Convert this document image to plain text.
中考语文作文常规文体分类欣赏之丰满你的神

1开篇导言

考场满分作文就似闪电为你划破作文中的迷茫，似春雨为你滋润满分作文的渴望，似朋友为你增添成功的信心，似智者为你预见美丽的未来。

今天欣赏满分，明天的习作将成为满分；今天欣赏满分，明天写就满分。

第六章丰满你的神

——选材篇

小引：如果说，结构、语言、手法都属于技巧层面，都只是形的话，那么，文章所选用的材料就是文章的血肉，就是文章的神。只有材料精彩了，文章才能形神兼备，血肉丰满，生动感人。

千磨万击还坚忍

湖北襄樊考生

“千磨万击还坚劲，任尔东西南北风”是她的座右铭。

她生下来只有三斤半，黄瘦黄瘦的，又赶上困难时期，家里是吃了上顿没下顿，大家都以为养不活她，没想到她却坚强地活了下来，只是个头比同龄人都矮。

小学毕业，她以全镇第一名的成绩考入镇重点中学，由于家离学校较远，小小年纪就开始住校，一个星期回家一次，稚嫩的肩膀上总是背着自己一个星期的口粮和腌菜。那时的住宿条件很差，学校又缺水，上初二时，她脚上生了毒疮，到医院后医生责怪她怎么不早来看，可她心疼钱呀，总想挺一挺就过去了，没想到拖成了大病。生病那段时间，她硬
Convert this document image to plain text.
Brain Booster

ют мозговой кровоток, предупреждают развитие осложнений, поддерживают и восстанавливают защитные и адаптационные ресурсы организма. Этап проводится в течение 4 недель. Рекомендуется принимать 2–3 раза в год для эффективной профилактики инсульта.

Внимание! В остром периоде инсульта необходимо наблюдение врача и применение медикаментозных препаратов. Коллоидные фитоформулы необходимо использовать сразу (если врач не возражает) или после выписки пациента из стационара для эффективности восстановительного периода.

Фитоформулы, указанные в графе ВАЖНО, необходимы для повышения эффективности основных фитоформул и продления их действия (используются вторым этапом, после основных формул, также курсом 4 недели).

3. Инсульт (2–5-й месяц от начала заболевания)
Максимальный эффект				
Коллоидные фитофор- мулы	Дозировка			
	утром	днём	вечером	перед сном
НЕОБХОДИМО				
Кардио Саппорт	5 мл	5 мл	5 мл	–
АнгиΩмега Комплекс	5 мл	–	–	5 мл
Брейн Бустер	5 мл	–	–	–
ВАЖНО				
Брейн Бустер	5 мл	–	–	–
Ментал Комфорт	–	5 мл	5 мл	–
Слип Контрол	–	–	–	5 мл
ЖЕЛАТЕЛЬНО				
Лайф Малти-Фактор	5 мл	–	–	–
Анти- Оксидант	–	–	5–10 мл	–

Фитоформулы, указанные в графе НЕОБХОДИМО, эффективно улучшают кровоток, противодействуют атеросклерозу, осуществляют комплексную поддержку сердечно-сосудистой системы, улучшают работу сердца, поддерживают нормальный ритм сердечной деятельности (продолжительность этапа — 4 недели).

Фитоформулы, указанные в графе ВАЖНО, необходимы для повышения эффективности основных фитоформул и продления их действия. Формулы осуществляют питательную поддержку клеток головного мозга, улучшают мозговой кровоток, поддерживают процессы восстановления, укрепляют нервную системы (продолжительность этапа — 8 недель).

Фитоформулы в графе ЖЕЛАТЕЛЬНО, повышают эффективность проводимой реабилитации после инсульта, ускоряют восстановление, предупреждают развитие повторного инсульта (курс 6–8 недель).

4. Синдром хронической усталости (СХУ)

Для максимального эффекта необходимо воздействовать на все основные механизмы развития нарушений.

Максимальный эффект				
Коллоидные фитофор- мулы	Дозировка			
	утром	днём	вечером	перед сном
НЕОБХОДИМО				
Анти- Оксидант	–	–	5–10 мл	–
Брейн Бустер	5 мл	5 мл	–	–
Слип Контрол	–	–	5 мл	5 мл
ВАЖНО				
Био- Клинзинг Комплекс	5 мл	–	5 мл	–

-*-*-

Goal
Output all records verbatim.

Correct answer
Convert this document image to plain text.
中考语文作文常规文体分类欣赏之丰满你的神

1开篇导言

考场满分作文就似闪电为你划破作文中的迷茫，似春雨为你滋润满分作文的渴望，似朋友为你增添成功的信心，似智者为你预见美丽的未来。

今天欣赏满分，明天的习作将成为满分；今天欣赏满分，明天写就满分。

第六章丰满你的神

——选材篇

小引：如果说，结构、语言、手法都属于技巧层面，都只是形的话，那么，文章所选用的材料就是文章的血肉，就是文章的神。只有材料精彩了，文章才能形神兼备，血肉丰满，生动感人。

千磨万击还坚忍

湖北襄樊考生

“千磨万击还坚劲，任尔东西南北风”是她的座右铭。

她生下来只有三斤半，黄瘦黄瘦的，又赶上困难时期，家里是吃了上顿没下顿，大家都以为养不活她，没想到她却坚强地活了下来，只是个头比同龄人都矮。

小学毕业，她以全镇第一名的成绩考入镇重点中学，由于家离学校较远，小小年纪就开始住校，一个星期回家一次，稚嫩的肩膀上总是背着自己一个星期的口粮和腌菜。那时的住宿条件很差，学校又缺水，上初二时，她脚上生了毒疮，到医院后医生责怪她怎么不早来看，可她心疼钱呀，总想挺一挺就过去了，没想到拖成了大病。生病那段时间，她硬
Convert this document image to plain text.
Brain Booster

ют мозговой кровоток, предупреждают развитие осложнений, поддерживают и восстанавливают защитные и адаптационные ресурсы организма. Этап проводится в течение 4 недель. Рекомендуется принимать 2–3 раза в год для эффективной профилактики инсульта.

Внимание! В остром периоде инсульта необходимо наблюдение врача и применение медикаментозных препаратов. Коллоидные фитоформулы необходимо использовать сразу (если врач не возражает) или после выписки пациента из стационара для эффективности восстановительного периода.

Фитоформулы, указанные в графе ВАЖНО, необходимы для повышения эффективности основных фитоформул и продления их действия (используются вторым этапом, после основных формул, также курсом 4 недели).

3. Инсульт (2–5-й месяц от начала заболевания)
Максимальный эффект				
Коллоидные фитофор- мулы	Дозировка			
	утром	днём	вечером	перед сном
НЕОБХОДИМО				
Кардио Саппорт	5 мл	5 мл	5 мл	–
АнгиΩмега Комплекс	5 мл	–	–	5 мл
Брейн Бустер	5 мл	–	–	–
ВАЖНО				
Брейн Бустер	5 мл	–	–	–
Ментал Комфорт	–	5 мл	5 мл	–
Слип Контрол	–	–	–	5 мл
ЖЕЛАТЕЛЬНО				
Лайф Малти-Фактор	5 мл	–	–	–
Анти- Оксидант	–	–	5–10 мл	–

Фитоформулы, указанные в графе НЕОБХОДИМО, эффективно улучшают кровоток, противодействуют атеросклерозу, осуществляют комплексную поддержку сердечно-сосудистой системы, улучшают работу сердца, поддерживают нормальный ритм сердечной деятельности (продолжительность этапа — 4 недели).

Фитоформулы, указанные в графе ВАЖНО, необходимы для повышения эффективности основных фитоформул и продления их действия. Формулы осуществляют питательную поддержку клеток головного мозга, улучшают мозговой кровоток, поддерживают процессы восстановления, укрепляют нервную системы (продолжительность этапа — 8 недель).

Фитоформулы в графе ЖЕЛАТЕЛЬНО, повышают эффективность проводимой реабилитации после инсульта, ускоряют восстановление, предупреждают развитие повторного инсульта (курс 6–8 недель).

4. Синдром хронической усталости (СХУ)

Для максимального эффекта необходимо воздействовать на все основные механизмы развития нарушений.

Максимальный эффект				
Коллоидные фитофор- мулы	Дозировка			
	утром	днём	вечером	перед сном
НЕОБХОДИМО				
Анти- Оксидант	–	–	5–10 мл	–
Брейн Бустер	5 мл	5 мл	–	–
Слип Контрол	–	–	5 мл	5 мл
ВАЖНО				
Био- Клинзинг Комплекс	5 мл	–	5 мл	–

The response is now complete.